(Dataset records)
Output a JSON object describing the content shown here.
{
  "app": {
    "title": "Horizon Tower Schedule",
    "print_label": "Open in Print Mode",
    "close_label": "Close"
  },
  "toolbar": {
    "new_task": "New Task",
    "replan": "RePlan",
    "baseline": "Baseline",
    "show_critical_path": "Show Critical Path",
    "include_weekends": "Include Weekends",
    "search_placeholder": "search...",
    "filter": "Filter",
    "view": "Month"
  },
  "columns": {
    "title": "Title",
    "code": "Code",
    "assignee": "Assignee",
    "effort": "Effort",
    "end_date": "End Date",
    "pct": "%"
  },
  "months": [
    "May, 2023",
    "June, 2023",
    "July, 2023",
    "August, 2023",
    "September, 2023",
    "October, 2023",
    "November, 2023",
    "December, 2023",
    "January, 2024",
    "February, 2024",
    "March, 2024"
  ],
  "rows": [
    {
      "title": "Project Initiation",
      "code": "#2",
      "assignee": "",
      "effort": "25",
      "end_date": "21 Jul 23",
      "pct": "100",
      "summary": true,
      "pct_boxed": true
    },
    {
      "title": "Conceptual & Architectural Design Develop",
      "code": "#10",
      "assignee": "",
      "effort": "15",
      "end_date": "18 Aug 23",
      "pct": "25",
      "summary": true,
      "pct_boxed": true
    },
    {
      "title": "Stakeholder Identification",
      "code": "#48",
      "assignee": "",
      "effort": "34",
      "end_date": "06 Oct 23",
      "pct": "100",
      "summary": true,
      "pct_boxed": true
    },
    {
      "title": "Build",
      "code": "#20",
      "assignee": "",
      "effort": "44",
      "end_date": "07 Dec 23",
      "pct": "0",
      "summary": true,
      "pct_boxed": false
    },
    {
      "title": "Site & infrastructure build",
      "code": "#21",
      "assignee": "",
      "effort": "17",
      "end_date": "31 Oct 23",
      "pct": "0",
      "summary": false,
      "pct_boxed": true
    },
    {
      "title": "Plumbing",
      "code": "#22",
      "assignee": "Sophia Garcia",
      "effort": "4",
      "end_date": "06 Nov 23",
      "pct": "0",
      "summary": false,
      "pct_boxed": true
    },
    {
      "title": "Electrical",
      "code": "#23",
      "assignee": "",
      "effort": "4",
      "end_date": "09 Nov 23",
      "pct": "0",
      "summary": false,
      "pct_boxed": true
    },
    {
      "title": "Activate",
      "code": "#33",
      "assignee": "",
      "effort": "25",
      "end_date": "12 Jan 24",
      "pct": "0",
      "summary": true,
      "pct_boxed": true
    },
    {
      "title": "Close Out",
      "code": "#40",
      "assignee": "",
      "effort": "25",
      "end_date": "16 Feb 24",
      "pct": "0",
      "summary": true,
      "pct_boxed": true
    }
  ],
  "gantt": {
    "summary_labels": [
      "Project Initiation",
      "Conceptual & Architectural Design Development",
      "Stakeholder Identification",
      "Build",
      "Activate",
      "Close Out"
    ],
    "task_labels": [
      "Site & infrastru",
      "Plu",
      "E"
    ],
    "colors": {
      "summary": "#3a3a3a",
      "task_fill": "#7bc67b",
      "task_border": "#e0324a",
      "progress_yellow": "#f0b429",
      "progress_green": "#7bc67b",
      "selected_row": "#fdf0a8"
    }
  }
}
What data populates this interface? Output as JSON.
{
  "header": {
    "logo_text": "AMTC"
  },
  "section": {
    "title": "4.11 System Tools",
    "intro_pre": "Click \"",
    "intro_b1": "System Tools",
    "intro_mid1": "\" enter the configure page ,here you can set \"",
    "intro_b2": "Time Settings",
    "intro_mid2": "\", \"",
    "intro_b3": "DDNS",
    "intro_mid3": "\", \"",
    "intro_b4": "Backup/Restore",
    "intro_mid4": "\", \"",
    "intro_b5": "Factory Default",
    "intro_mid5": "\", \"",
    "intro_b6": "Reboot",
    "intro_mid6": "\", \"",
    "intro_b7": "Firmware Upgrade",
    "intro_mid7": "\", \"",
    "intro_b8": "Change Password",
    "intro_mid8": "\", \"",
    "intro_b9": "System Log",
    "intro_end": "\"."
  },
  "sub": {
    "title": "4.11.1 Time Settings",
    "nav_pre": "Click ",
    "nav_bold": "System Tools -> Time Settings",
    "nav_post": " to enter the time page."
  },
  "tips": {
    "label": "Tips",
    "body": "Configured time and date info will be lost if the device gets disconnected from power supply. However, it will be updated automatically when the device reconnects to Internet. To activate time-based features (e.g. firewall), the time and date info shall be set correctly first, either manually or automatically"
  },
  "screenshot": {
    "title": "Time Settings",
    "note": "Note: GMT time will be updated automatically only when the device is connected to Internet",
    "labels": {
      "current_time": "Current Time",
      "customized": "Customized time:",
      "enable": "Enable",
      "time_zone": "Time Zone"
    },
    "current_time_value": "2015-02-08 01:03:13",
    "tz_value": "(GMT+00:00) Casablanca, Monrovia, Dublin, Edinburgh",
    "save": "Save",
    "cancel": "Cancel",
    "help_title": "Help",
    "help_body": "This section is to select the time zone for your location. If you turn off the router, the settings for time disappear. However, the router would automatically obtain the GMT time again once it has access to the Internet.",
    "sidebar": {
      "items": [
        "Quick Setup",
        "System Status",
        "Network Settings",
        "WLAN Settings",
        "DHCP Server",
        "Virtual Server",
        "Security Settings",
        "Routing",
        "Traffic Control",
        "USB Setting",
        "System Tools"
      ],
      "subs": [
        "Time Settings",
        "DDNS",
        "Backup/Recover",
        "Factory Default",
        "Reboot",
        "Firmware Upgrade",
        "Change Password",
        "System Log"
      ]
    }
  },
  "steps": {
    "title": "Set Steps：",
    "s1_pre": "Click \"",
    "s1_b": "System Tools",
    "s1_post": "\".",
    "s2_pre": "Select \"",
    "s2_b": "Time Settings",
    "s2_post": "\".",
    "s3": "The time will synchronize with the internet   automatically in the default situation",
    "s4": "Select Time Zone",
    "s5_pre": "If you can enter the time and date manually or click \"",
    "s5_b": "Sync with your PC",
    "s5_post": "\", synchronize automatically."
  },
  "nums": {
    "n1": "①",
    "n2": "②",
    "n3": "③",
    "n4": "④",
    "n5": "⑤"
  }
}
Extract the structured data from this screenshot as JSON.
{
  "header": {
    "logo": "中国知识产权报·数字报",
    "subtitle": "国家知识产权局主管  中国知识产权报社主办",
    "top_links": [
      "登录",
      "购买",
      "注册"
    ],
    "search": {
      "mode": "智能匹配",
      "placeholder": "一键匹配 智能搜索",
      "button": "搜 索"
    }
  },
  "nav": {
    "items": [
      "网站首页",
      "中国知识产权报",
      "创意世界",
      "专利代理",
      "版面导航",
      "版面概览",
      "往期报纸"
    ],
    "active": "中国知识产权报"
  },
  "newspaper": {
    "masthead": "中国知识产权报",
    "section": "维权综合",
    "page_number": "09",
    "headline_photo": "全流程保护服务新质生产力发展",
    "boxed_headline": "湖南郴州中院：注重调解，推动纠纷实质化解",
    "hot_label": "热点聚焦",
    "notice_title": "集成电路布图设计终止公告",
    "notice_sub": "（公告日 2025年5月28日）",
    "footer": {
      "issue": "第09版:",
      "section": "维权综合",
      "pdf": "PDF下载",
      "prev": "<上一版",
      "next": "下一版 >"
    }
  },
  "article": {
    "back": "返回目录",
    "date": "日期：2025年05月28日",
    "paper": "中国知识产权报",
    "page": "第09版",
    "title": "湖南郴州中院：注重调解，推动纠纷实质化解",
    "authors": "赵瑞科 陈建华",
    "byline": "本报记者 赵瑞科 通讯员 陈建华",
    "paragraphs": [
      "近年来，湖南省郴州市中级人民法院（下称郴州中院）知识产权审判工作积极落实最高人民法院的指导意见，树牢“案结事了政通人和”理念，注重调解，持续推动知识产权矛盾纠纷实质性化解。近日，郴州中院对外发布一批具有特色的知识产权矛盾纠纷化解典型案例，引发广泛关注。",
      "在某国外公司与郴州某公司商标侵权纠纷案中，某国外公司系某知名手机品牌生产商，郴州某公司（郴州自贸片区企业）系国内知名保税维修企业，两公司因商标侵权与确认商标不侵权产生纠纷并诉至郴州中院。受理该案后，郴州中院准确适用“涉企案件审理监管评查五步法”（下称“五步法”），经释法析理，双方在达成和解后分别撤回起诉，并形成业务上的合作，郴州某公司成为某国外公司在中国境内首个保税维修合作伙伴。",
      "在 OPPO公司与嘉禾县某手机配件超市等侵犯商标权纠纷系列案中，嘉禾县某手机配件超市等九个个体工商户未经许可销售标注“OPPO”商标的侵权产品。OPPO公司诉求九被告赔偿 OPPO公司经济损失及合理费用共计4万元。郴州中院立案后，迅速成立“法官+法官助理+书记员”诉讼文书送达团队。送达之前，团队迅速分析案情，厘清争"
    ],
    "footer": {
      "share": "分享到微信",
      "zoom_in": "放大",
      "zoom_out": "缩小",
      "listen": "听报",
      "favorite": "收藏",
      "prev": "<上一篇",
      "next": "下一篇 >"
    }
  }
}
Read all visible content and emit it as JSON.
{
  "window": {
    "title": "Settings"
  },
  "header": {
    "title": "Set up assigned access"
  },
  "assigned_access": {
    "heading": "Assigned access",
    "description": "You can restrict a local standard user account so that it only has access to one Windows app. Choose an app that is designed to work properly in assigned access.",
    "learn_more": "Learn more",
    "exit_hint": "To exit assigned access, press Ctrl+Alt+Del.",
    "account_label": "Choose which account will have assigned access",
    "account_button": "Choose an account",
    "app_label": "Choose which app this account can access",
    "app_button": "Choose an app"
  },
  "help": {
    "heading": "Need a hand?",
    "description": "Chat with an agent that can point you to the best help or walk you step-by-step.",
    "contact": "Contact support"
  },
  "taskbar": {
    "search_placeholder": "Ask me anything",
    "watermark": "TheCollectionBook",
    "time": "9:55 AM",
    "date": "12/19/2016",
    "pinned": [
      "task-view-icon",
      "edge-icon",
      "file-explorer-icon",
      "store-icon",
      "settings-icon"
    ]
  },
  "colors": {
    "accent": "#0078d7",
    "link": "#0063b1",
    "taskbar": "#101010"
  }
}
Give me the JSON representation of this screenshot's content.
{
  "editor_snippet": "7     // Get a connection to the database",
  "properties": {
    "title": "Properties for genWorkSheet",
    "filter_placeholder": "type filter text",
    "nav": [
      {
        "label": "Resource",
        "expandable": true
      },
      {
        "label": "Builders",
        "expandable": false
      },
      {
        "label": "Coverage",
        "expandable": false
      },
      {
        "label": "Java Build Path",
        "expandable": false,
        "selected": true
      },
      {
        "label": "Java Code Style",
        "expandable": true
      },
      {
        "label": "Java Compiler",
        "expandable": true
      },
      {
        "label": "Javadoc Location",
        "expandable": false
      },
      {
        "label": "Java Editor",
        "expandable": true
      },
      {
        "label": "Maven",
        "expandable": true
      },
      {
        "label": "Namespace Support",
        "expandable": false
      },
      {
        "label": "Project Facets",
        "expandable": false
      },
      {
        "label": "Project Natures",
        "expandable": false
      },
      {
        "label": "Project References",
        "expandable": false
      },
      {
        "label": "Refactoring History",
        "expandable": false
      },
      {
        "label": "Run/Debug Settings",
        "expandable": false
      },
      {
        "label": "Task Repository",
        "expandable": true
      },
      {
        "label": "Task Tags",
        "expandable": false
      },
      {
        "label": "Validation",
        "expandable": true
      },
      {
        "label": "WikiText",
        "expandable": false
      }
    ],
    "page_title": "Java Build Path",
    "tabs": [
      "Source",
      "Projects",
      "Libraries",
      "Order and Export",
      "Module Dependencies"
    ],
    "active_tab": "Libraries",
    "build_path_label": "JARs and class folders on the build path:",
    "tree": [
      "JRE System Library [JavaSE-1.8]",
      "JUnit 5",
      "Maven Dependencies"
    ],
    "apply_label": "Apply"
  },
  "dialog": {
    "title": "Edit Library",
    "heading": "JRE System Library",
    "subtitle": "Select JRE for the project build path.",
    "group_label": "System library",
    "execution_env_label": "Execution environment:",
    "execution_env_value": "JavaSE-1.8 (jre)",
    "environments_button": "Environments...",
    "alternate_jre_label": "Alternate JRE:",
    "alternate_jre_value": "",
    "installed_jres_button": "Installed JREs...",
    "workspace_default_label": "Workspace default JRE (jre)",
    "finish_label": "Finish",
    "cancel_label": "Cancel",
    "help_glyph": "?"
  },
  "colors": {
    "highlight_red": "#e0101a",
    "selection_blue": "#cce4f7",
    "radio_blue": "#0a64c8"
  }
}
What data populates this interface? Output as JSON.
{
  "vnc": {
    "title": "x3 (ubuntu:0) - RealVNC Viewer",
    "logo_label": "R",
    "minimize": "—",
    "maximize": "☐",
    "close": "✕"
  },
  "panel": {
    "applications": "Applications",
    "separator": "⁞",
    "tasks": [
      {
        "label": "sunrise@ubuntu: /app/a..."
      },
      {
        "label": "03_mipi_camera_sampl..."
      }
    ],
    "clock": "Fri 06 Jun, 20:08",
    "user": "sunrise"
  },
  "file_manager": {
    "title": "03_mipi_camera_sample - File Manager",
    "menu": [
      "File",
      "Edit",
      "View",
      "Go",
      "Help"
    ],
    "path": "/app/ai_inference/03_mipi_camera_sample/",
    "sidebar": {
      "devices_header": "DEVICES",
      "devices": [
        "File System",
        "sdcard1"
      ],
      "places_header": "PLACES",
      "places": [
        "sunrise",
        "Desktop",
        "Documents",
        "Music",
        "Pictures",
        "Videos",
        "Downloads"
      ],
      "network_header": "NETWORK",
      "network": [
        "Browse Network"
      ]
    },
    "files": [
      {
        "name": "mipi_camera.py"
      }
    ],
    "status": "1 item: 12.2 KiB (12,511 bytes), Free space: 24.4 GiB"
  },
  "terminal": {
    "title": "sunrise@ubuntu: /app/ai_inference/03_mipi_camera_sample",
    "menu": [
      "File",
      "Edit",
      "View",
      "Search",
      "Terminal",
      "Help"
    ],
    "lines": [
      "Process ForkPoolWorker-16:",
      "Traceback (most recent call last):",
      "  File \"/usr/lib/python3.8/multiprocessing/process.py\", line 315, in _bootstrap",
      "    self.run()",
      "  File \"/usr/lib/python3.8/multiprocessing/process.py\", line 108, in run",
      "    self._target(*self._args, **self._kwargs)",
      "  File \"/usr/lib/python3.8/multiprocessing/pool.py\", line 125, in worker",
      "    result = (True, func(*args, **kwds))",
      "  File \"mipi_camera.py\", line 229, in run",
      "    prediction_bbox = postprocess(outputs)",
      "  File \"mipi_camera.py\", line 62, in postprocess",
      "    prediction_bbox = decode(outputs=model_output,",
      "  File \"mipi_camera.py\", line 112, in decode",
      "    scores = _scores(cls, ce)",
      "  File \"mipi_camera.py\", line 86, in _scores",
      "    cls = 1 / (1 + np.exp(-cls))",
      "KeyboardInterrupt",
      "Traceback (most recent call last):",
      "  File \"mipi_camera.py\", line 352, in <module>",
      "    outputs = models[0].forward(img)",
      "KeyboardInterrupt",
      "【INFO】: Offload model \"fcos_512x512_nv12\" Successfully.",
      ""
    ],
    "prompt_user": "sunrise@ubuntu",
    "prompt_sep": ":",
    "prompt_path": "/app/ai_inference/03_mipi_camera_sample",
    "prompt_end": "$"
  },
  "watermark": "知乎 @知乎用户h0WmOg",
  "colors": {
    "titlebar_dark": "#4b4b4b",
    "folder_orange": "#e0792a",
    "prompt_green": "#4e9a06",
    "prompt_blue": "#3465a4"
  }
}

Task description: Within the listing above, copy each line that has the string "heading".

Reply:
    "heading": "Assigned access",
    "heading": "Need a hand?",
    "heading": "JRE System Library",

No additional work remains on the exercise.